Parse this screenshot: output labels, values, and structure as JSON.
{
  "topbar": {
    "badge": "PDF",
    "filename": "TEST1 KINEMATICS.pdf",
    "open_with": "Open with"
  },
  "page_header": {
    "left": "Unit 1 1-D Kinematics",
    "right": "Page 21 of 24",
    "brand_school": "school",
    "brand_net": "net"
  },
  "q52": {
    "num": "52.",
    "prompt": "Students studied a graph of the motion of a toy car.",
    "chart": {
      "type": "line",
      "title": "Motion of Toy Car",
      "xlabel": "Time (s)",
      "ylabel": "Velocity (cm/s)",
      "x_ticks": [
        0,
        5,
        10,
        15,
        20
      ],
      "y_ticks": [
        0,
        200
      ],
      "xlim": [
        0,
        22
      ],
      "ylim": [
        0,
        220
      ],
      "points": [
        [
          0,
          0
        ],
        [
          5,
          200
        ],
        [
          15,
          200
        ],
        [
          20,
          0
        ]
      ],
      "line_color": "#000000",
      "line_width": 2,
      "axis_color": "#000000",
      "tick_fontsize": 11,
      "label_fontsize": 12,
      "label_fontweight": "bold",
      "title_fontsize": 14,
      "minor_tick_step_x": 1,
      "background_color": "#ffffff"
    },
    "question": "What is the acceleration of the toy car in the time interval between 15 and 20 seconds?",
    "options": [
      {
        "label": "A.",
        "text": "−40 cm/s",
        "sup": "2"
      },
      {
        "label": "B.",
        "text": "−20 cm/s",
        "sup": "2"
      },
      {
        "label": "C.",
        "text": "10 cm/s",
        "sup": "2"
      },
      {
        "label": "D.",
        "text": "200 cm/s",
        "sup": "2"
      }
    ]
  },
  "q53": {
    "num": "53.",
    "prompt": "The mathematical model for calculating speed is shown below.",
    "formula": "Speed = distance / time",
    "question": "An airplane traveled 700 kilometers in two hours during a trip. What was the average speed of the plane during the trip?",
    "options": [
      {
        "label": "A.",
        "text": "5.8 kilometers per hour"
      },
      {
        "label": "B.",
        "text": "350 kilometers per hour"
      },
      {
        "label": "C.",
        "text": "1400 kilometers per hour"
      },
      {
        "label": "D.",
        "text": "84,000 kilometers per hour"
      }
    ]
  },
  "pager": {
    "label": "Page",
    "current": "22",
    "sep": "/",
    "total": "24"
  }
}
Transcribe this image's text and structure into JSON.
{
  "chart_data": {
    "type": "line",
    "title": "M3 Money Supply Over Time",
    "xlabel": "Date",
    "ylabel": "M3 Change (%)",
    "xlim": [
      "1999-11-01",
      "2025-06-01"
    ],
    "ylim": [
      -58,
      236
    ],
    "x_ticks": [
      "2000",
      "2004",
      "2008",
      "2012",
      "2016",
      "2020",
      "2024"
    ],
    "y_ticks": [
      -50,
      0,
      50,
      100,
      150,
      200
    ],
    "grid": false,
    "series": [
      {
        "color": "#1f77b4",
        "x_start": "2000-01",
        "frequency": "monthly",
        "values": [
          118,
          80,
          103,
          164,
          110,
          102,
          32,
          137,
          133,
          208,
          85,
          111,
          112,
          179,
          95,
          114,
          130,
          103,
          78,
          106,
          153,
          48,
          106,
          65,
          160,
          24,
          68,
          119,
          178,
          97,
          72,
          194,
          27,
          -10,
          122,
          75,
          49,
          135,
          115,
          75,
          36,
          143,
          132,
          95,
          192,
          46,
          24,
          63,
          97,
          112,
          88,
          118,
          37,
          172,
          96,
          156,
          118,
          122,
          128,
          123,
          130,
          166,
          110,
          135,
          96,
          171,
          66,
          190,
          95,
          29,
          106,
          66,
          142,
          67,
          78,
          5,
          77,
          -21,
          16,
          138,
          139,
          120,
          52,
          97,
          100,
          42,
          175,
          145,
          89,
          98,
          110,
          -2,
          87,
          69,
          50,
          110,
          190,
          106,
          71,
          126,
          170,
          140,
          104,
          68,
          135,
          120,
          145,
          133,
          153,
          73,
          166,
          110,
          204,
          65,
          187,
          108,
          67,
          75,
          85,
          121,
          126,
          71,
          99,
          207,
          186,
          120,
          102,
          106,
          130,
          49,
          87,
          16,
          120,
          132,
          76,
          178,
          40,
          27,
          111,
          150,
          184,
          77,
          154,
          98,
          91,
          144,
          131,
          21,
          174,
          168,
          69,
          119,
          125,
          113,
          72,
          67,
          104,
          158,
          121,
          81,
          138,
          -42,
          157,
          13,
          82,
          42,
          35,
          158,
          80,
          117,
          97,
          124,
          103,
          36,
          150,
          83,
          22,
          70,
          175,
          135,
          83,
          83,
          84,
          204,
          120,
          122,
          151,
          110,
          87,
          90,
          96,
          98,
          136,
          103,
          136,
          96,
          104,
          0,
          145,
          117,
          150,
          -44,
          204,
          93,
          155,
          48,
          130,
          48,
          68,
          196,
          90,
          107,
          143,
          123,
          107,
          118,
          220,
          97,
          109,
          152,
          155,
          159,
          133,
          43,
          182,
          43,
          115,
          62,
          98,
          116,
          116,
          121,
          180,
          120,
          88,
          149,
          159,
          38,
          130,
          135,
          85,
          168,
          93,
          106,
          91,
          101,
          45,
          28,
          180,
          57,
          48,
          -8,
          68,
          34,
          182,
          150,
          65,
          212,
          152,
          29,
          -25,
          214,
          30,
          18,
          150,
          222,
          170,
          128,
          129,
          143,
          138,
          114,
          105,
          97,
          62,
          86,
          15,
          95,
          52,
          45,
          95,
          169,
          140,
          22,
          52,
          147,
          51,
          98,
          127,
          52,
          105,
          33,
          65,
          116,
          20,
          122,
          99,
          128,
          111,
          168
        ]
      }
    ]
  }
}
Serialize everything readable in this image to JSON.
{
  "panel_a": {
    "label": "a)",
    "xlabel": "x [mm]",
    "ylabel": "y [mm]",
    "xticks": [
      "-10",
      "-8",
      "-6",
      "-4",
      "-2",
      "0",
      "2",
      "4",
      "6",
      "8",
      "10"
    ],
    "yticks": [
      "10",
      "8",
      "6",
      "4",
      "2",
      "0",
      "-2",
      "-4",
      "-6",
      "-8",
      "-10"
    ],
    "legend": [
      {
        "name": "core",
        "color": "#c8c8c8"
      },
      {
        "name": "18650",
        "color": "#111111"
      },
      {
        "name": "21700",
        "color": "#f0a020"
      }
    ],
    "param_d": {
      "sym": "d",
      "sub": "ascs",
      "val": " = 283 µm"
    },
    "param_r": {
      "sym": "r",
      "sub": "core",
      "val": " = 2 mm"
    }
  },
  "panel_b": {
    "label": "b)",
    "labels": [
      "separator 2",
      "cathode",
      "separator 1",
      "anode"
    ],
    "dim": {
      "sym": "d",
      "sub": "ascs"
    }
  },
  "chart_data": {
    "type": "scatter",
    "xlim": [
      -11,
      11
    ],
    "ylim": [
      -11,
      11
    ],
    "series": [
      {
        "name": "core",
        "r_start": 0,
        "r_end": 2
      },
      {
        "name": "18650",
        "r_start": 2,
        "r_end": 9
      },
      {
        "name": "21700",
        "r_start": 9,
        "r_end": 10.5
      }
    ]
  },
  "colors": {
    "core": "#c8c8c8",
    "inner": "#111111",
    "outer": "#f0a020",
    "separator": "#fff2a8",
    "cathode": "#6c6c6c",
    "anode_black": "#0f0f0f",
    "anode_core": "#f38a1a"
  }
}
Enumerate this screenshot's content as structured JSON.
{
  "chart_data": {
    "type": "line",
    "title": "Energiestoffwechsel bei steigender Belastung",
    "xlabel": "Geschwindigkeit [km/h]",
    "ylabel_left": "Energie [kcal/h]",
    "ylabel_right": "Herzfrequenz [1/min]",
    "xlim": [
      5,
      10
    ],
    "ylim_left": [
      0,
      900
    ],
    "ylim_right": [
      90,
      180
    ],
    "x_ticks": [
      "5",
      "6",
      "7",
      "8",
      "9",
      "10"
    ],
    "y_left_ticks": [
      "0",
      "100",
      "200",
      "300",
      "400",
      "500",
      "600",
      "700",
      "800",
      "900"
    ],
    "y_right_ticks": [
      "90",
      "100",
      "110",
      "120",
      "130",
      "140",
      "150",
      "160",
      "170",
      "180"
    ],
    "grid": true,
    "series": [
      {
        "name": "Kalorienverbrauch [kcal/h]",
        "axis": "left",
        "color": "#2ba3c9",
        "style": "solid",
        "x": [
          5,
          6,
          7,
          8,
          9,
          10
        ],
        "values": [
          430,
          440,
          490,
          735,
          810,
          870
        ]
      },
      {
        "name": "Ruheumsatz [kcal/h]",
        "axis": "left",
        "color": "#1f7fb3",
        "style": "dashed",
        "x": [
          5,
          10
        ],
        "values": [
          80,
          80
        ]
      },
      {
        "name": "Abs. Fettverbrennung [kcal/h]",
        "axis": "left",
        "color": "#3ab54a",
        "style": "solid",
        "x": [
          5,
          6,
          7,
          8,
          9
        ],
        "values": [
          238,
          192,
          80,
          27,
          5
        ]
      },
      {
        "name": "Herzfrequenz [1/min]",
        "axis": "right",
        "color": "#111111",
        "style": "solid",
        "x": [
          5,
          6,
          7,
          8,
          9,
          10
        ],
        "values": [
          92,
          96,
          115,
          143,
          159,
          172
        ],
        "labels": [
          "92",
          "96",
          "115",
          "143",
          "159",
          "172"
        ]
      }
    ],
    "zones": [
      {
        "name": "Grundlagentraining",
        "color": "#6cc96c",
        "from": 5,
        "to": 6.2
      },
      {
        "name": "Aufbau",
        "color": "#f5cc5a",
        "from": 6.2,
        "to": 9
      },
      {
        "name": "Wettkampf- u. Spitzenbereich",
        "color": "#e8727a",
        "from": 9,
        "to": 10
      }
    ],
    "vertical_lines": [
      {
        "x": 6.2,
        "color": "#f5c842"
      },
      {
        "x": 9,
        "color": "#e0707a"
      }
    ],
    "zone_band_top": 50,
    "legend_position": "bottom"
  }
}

____

**SET TASK:** Which lines hold the word "this"? Show each one.

**RESULT OF THE EXERCISE:**
Parse this screenshot: output labels, values, and structure as JSON.
Transcribe this image's text and structure into JSON.
Serialize everything readable in this image to JSON.
Enumerate this screenshot's content as structured JSON.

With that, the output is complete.